[Goal of the exercise]
Count every line that holds the string "scuppers", and report the number alone.

(Data records)
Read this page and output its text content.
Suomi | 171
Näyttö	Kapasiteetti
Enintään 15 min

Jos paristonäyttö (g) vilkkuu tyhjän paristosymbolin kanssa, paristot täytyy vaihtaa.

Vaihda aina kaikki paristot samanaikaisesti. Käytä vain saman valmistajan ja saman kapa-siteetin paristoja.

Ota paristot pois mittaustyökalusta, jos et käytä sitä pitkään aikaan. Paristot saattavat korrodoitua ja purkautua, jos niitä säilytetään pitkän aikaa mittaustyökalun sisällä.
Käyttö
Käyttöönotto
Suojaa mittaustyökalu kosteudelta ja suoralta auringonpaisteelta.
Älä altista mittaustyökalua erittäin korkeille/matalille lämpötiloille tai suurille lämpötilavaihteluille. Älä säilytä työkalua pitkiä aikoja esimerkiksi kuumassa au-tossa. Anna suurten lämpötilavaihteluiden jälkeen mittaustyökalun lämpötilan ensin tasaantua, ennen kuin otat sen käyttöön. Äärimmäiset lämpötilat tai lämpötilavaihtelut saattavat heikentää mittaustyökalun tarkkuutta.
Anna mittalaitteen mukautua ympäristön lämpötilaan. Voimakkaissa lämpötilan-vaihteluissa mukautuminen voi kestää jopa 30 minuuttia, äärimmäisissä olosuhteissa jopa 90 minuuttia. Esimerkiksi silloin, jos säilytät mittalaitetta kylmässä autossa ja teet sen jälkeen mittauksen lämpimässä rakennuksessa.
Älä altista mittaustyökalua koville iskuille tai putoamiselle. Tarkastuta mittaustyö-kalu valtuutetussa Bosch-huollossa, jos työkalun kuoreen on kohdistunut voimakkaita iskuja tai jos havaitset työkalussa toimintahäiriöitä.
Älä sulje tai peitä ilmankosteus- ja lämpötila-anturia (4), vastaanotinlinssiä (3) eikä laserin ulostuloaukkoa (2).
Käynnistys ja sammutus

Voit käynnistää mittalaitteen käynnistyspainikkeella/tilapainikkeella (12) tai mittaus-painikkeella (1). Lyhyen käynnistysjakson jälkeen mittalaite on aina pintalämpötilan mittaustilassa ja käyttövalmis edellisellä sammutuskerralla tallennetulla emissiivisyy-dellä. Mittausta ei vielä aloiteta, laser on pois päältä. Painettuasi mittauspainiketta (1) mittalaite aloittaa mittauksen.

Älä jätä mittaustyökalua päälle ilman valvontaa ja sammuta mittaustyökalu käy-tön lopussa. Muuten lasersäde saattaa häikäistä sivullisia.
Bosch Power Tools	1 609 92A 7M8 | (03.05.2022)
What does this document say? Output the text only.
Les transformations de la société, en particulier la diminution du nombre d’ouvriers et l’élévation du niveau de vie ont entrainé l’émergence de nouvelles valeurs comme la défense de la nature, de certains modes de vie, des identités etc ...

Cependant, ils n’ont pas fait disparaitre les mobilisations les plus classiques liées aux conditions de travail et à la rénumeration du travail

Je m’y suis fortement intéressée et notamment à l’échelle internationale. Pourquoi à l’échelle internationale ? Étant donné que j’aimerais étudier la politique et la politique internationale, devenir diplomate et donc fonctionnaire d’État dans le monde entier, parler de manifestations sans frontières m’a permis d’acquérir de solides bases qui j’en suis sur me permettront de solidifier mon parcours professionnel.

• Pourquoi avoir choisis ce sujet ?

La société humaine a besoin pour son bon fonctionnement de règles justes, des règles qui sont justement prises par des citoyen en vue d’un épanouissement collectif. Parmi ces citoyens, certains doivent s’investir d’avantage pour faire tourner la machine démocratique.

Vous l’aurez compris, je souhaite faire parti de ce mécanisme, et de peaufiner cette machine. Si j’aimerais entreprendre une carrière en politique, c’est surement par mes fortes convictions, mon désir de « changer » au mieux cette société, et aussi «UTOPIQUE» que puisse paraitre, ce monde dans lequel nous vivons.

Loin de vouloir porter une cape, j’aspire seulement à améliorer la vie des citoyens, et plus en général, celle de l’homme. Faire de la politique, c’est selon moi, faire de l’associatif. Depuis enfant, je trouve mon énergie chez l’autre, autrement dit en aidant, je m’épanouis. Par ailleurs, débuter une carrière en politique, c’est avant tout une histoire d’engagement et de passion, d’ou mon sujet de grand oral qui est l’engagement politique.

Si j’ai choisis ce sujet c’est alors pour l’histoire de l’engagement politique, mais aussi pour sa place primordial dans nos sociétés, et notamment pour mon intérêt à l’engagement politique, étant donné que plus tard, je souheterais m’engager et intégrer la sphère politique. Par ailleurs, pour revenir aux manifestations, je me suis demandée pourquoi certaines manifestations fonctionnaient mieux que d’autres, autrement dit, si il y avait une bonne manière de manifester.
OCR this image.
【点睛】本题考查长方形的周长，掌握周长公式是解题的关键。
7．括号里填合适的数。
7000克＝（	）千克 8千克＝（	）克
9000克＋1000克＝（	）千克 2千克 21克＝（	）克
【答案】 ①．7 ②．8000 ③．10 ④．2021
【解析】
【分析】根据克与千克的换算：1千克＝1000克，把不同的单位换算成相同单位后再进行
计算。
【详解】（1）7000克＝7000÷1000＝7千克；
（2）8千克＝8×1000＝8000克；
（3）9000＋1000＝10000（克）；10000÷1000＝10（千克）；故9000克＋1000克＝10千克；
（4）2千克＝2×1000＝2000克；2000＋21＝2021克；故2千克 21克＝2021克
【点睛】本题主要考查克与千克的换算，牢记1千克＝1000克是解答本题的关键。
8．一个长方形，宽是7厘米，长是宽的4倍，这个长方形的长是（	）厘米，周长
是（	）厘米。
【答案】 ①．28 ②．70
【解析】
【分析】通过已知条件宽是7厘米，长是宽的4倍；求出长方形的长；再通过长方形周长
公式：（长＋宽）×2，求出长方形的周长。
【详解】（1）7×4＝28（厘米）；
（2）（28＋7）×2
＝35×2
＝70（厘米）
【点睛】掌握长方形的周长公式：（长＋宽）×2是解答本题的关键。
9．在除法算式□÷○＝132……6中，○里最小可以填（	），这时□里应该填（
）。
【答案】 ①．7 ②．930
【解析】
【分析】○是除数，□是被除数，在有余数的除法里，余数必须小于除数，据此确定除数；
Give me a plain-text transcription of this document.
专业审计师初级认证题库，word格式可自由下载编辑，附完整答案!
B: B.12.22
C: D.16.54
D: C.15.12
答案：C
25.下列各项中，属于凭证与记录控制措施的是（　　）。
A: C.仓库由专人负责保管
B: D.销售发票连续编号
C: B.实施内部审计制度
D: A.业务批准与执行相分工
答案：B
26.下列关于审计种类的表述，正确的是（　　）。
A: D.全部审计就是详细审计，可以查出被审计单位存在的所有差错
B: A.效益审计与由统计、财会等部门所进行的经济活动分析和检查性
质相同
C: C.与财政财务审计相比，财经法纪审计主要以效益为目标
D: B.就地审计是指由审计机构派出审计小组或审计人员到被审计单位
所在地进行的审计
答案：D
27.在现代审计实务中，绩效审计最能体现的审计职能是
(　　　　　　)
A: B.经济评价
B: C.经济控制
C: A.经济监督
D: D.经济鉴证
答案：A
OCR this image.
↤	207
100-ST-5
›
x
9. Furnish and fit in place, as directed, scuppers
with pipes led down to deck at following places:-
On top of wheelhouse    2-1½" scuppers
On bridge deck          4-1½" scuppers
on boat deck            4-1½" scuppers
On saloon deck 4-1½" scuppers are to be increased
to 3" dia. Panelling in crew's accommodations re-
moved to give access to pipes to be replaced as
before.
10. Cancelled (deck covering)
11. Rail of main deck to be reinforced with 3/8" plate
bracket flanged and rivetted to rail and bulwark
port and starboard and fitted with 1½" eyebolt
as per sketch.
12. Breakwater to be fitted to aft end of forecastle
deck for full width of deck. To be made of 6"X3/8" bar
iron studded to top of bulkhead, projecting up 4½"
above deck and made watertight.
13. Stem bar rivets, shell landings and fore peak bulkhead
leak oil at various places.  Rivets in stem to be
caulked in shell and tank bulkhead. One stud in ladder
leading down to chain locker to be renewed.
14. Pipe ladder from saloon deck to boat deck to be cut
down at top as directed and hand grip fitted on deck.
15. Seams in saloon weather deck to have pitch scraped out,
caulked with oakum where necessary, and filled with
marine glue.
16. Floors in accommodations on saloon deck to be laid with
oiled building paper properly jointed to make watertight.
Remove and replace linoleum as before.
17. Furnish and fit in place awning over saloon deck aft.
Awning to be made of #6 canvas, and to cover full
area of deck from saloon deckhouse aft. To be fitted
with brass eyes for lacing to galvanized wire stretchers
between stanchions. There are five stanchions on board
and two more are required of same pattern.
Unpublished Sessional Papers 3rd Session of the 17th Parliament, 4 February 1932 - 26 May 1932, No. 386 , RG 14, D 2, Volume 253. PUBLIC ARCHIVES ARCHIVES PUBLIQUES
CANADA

[Reply]
5